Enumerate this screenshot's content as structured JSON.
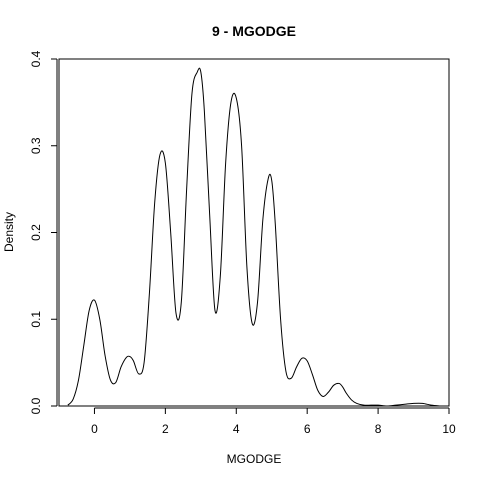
{
  "chart_data": {
    "type": "line",
    "title": "9 - MGODGE",
    "xlabel": "MGODGE",
    "ylabel": "Density",
    "xlim": [
      -1.0,
      10.0
    ],
    "ylim": [
      0.0,
      0.4
    ],
    "x_ticks": [
      0,
      2,
      4,
      6,
      8,
      10
    ],
    "y_ticks": [
      0.0,
      0.1,
      0.2,
      0.3,
      0.4
    ],
    "x_tick_labels": [
      "0",
      "2",
      "4",
      "6",
      "8",
      "10"
    ],
    "y_tick_labels": [
      "0.0",
      "0.1",
      "0.2",
      "0.3",
      "0.4"
    ],
    "grid": false,
    "series": [
      {
        "x": [
          -0.75,
          -0.6,
          -0.45,
          -0.3,
          -0.15,
          0.0,
          0.15,
          0.3,
          0.45,
          0.6,
          0.75,
          0.9,
          1.0,
          1.1,
          1.25,
          1.4,
          1.55,
          1.7,
          1.85,
          2.0,
          2.15,
          2.3,
          2.45,
          2.6,
          2.75,
          2.9,
          3.0,
          3.1,
          3.25,
          3.4,
          3.55,
          3.7,
          3.85,
          4.0,
          4.15,
          4.3,
          4.45,
          4.6,
          4.75,
          4.9,
          5.0,
          5.1,
          5.25,
          5.4,
          5.55,
          5.7,
          5.85,
          6.0,
          6.15,
          6.3,
          6.45,
          6.6,
          6.75,
          6.9,
          7.0,
          7.1,
          7.25,
          7.4,
          7.6,
          7.8,
          8.0,
          8.25,
          8.5,
          8.75,
          9.0,
          9.25,
          9.5,
          9.75
        ],
        "y": [
          0.001,
          0.008,
          0.03,
          0.07,
          0.11,
          0.122,
          0.1,
          0.058,
          0.03,
          0.027,
          0.045,
          0.056,
          0.057,
          0.052,
          0.037,
          0.05,
          0.13,
          0.235,
          0.29,
          0.28,
          0.2,
          0.107,
          0.12,
          0.25,
          0.36,
          0.385,
          0.385,
          0.34,
          0.22,
          0.11,
          0.15,
          0.28,
          0.35,
          0.355,
          0.3,
          0.16,
          0.095,
          0.12,
          0.215,
          0.262,
          0.26,
          0.21,
          0.1,
          0.04,
          0.032,
          0.045,
          0.055,
          0.052,
          0.036,
          0.018,
          0.011,
          0.016,
          0.024,
          0.026,
          0.022,
          0.015,
          0.007,
          0.003,
          0.001,
          0.001,
          0.001,
          0.0,
          0.001,
          0.002,
          0.003,
          0.003,
          0.001,
          0.0
        ]
      }
    ]
  }
}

- _YOUR OBJECTIVE_
Your task is to transcribe all of the records precisely, with no images included.

- _ANSWER_
Enumerate this screenshot's content as structured JSON.
{
  "chart_data": {
    "type": "line",
    "title": "9 - MGODGE",
    "xlabel": "MGODGE",
    "ylabel": "Density",
    "xlim": [
      -1.0,
      10.0
    ],
    "ylim": [
      0.0,
      0.4
    ],
    "x_ticks": [
      0,
      2,
      4,
      6,
      8,
      10
    ],
    "y_ticks": [
      0.0,
      0.1,
      0.2,
      0.3,
      0.4
    ],
    "x_tick_labels": [
      "0",
      "2",
      "4",
      "6",
      "8",
      "10"
    ],
    "y_tick_labels": [
      "0.0",
      "0.1",
      "0.2",
      "0.3",
      "0.4"
    ],
    "grid": false,
    "series": [
      {
        "x": [
          -0.75,
          -0.6,
          -0.45,
          -0.3,
          -0.15,
          0.0,
          0.15,
          0.3,
          0.45,
          0.6,
          0.75,
          0.9,
          1.0,
          1.1,
          1.25,
          1.4,
          1.55,
          1.7,
          1.85,
          2.0,
          2.15,
          2.3,
          2.45,
          2.6,
          2.75,
          2.9,
          3.0,
          3.1,
          3.25,
          3.4,
          3.55,
          3.7,
          3.85,
          4.0,
          4.15,
          4.3,
          4.45,
          4.6,
          4.75,
          4.9,
          5.0,
          5.1,
          5.25,
          5.4,
          5.55,
          5.7,
          5.85,
          6.0,
          6.15,
          6.3,
          6.45,
          6.6,
          6.75,
          6.9,
          7.0,
          7.1,
          7.25,
          7.4,
          7.6,
          7.8,
          8.0,
          8.25,
          8.5,
          8.75,
          9.0,
          9.25,
          9.5,
          9.75
        ],
        "y": [
          0.001,
          0.008,
          0.03,
          0.07,
          0.11,
          0.122,
          0.1,
          0.058,
          0.03,
          0.027,
          0.045,
          0.056,
          0.057,
          0.052,
          0.037,
          0.05,
          0.13,
          0.235,
          0.29,
          0.28,
          0.2,
          0.107,
          0.12,
          0.25,
          0.36,
          0.385,
          0.385,
          0.34,
          0.22,
          0.11,
          0.15,
          0.28,
          0.35,
          0.355,
          0.3,
          0.16,
          0.095,
          0.12,
          0.215,
          0.262,
          0.26,
          0.21,
          0.1,
          0.04,
          0.032,
          0.045,
          0.055,
          0.052,
          0.036,
          0.018,
          0.011,
          0.016,
          0.024,
          0.026,
          0.022,
          0.015,
          0.007,
          0.003,
          0.001,
          0.001,
          0.001,
          0.0,
          0.001,
          0.002,
          0.003,
          0.003,
          0.001,
          0.0
        ]
      }
    ]
  }
}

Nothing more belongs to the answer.